* START Data records *

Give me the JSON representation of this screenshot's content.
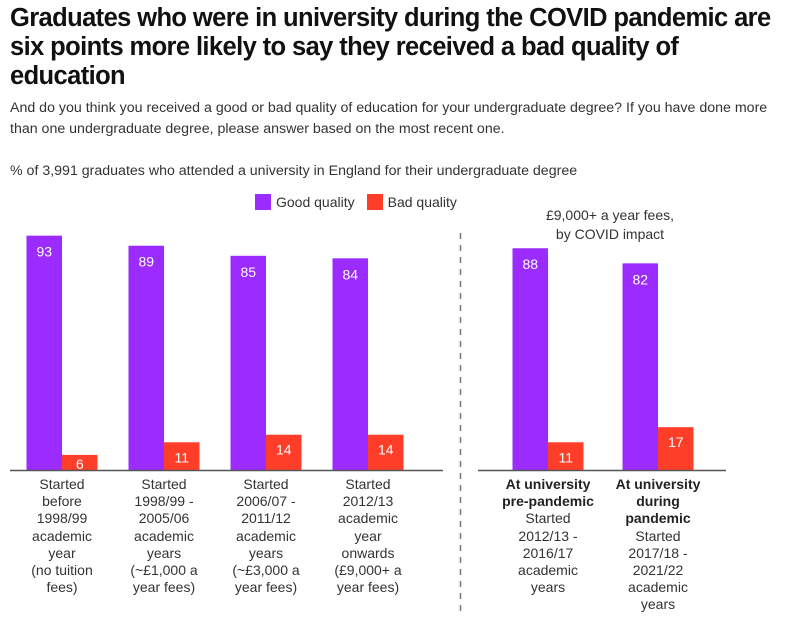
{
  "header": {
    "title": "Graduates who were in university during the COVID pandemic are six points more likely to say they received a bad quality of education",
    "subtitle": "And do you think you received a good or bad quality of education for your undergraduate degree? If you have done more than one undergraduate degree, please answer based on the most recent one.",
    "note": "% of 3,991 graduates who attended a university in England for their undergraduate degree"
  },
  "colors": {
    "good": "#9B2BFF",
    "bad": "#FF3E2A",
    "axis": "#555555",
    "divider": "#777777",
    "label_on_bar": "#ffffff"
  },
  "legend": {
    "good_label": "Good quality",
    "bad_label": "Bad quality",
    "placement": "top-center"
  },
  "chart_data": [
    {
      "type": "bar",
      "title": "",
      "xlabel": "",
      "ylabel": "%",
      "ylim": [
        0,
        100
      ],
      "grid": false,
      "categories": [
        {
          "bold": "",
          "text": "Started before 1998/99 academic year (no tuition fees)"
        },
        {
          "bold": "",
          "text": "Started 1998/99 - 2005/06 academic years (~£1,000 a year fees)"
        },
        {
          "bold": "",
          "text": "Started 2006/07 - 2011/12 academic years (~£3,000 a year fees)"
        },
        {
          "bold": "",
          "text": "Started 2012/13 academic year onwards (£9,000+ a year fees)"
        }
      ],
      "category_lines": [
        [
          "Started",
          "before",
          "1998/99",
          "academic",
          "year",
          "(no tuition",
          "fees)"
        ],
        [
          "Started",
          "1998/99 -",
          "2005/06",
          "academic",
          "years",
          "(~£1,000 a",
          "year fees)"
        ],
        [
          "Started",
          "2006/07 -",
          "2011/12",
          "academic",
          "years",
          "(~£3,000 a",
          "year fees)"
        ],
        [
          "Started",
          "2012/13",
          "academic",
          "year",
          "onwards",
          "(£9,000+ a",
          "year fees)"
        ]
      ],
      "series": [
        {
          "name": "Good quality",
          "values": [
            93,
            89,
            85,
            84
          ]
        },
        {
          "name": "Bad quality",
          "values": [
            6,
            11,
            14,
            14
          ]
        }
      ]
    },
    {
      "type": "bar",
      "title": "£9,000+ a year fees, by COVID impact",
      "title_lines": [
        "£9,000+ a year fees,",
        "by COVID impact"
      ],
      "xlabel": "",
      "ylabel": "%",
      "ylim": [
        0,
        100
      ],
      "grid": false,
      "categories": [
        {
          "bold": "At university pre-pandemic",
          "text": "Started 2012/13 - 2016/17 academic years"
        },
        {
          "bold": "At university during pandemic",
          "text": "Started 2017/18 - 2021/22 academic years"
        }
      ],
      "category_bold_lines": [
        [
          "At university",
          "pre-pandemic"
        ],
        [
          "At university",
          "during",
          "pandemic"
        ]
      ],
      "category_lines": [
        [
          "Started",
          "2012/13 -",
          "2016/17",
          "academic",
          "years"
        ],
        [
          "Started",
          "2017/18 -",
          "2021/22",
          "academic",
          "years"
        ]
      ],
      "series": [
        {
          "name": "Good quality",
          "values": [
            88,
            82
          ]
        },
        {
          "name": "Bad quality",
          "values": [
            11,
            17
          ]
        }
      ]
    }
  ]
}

* END Data records *
* START Data records *

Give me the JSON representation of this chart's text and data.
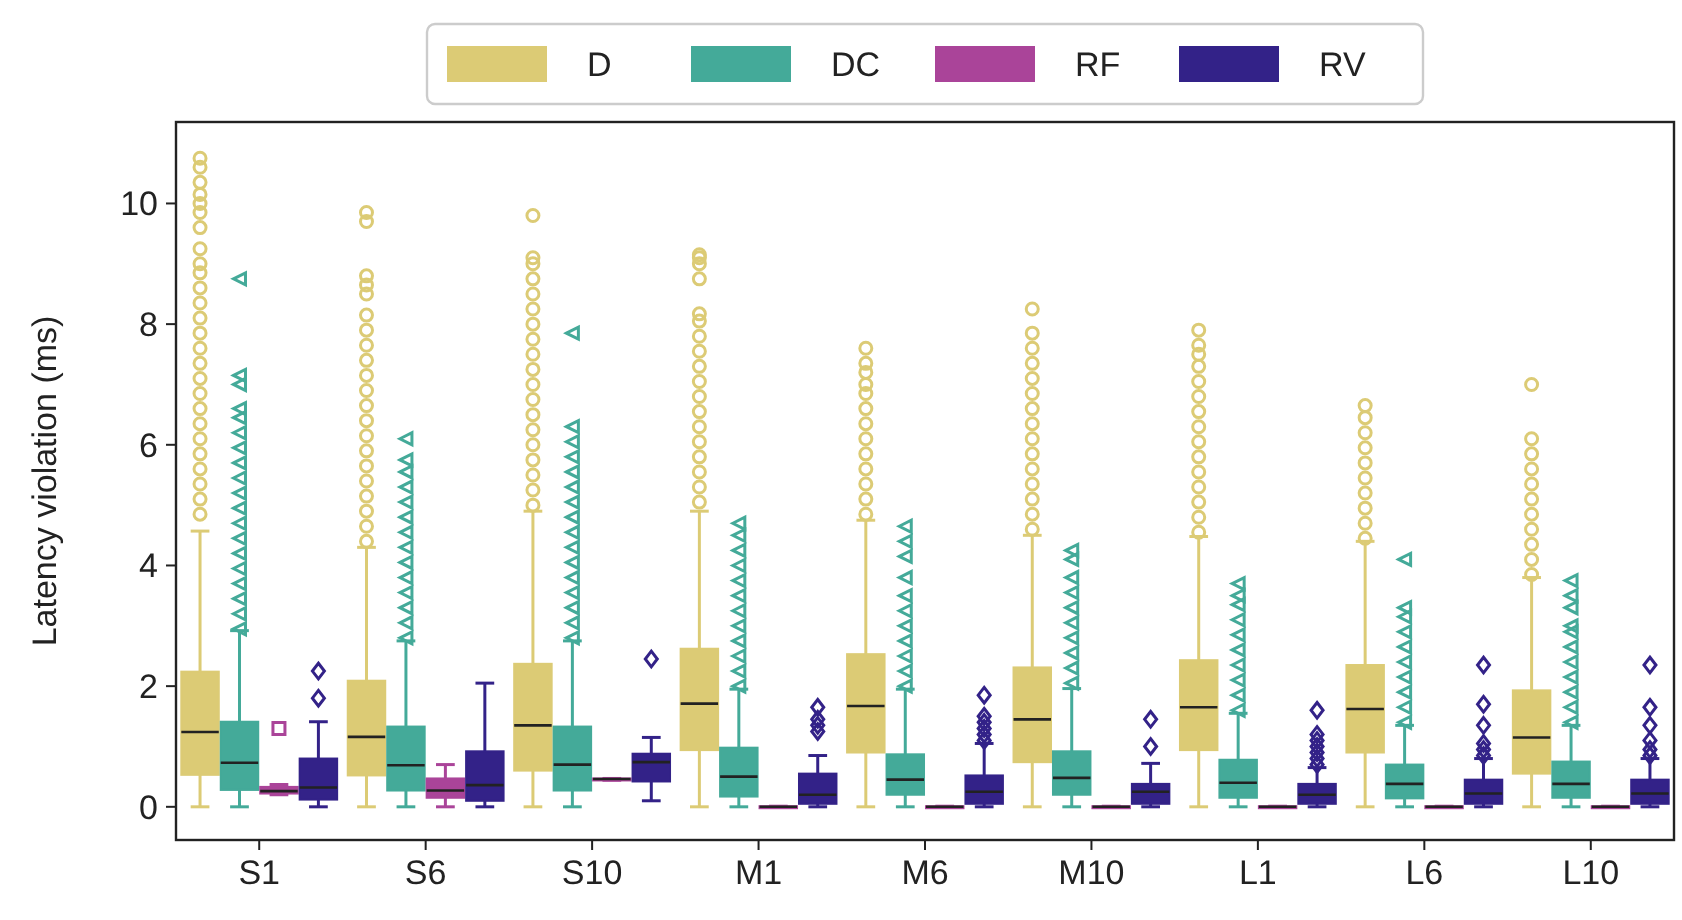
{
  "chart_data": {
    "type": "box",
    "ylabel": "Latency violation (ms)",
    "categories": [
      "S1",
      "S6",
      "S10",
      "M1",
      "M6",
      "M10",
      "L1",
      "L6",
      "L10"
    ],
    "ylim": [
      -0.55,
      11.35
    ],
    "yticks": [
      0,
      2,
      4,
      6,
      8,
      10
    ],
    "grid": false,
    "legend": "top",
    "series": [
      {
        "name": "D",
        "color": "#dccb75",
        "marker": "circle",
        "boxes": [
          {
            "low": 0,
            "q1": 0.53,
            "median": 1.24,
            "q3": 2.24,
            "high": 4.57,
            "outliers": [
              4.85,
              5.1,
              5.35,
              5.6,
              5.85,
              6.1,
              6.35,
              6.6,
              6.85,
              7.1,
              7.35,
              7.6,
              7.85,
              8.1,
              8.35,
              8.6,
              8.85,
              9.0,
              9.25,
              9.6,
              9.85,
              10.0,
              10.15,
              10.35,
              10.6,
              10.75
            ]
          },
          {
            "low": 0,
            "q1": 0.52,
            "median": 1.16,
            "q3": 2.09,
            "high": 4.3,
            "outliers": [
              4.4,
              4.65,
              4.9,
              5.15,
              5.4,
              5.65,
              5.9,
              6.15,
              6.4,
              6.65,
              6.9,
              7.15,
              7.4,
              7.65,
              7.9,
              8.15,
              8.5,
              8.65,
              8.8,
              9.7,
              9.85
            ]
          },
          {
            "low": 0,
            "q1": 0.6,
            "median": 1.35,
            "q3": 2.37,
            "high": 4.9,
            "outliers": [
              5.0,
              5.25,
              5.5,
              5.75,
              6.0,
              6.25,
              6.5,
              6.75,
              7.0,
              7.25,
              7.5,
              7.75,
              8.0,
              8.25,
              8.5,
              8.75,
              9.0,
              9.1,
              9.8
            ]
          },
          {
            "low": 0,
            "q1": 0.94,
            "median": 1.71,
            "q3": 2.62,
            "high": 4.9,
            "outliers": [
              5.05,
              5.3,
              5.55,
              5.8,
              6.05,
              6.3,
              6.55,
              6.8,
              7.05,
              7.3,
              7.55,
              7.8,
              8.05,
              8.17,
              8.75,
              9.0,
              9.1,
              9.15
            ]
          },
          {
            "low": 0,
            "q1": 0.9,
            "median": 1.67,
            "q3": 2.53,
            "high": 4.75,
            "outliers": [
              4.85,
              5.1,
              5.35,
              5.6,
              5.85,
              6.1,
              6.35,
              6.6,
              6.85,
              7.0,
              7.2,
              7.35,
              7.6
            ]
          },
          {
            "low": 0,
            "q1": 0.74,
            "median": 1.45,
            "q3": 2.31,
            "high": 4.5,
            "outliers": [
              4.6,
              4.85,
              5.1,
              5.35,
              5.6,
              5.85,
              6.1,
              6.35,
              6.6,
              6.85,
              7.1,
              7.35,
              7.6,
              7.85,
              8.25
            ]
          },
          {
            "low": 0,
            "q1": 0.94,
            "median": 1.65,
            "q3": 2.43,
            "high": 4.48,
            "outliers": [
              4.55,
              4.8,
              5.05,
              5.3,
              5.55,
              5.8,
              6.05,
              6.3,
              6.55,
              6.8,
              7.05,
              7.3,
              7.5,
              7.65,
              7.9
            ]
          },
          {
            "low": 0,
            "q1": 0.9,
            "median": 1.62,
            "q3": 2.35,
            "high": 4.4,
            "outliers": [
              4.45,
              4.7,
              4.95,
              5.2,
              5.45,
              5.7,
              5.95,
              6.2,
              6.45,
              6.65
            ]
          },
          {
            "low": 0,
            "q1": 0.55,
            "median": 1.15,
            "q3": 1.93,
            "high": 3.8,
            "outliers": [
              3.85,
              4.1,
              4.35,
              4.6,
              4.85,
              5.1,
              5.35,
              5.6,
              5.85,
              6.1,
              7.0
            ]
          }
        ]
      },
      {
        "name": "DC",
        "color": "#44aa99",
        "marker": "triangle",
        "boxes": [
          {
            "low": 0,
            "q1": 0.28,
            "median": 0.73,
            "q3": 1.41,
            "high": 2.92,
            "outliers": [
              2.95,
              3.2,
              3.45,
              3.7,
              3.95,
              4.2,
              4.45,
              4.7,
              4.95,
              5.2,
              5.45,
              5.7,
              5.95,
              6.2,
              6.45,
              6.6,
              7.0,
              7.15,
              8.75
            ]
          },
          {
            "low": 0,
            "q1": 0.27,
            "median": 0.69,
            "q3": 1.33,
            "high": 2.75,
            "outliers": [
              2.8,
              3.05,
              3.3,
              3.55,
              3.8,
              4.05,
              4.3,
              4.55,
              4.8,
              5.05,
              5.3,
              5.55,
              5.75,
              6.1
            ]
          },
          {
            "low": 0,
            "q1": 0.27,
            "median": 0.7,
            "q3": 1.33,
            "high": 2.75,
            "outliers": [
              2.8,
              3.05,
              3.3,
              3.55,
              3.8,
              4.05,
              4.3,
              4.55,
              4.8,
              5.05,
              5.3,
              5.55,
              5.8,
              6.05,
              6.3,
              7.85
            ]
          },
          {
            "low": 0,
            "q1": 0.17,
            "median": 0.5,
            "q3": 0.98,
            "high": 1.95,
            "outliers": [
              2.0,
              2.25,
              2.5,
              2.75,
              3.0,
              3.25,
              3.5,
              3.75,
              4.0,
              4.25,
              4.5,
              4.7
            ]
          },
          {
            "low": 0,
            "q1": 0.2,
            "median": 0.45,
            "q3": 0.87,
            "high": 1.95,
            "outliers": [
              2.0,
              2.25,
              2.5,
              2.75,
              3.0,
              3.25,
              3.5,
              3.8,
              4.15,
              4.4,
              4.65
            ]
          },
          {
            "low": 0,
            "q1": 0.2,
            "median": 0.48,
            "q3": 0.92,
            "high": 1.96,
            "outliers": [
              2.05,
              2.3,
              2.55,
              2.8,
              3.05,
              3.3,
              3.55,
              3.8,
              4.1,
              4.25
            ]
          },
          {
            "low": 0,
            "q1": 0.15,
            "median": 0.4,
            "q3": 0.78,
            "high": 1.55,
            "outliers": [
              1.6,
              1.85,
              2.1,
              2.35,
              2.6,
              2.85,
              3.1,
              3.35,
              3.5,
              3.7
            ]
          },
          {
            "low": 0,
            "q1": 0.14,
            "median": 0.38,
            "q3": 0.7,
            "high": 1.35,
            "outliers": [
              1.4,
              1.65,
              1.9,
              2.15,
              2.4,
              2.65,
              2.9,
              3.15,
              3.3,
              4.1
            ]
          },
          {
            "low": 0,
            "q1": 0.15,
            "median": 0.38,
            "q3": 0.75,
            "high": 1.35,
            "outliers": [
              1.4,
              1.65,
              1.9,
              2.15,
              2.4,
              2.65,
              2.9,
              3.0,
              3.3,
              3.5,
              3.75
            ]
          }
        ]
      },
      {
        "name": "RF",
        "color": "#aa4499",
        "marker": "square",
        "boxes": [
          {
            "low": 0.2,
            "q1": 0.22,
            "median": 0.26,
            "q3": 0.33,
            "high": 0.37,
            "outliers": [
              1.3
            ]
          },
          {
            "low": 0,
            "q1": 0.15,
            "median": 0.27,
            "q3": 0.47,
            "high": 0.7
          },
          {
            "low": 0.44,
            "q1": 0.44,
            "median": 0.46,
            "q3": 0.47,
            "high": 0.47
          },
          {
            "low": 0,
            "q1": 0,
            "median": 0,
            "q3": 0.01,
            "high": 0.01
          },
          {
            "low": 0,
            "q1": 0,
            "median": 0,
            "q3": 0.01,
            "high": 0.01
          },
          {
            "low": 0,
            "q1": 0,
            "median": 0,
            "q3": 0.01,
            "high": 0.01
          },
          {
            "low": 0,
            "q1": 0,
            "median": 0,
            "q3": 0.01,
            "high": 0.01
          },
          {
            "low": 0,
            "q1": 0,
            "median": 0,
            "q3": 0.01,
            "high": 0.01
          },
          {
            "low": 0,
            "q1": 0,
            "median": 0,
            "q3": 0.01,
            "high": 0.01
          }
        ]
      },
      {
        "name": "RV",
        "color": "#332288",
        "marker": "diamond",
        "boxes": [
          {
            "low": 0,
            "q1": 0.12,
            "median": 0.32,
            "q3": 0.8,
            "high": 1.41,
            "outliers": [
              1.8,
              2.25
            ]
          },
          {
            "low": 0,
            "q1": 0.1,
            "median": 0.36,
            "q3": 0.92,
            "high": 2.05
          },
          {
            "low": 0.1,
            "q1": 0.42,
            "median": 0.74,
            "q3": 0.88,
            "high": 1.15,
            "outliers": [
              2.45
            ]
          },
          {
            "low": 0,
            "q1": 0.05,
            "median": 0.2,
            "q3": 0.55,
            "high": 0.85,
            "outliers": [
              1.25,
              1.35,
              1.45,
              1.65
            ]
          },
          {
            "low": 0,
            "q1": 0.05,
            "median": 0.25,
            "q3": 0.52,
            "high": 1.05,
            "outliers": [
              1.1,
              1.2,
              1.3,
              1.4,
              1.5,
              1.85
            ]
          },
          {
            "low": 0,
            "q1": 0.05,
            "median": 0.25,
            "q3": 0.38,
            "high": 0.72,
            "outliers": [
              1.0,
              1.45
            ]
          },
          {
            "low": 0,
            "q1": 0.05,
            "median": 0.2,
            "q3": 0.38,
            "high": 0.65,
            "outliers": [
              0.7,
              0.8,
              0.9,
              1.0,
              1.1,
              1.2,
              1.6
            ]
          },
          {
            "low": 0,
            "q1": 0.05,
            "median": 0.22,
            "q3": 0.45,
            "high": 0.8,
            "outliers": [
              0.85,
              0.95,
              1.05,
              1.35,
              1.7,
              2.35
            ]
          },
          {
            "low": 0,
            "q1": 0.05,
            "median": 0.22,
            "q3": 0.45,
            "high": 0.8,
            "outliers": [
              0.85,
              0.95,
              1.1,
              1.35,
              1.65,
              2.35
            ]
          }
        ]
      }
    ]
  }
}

* END Data records *

#### Task brief:
Look above for lines with the word "pandemic" and copy them all.

#### Full output:
    "title": "Graduates who were in university during the COVID pandemic are six points more likely to say they received a bad quality of education",
          "bold": "At university pre-pandemic",
          "bold": "At university during pandemic",
          "pre-pandemic"
          "pandemic"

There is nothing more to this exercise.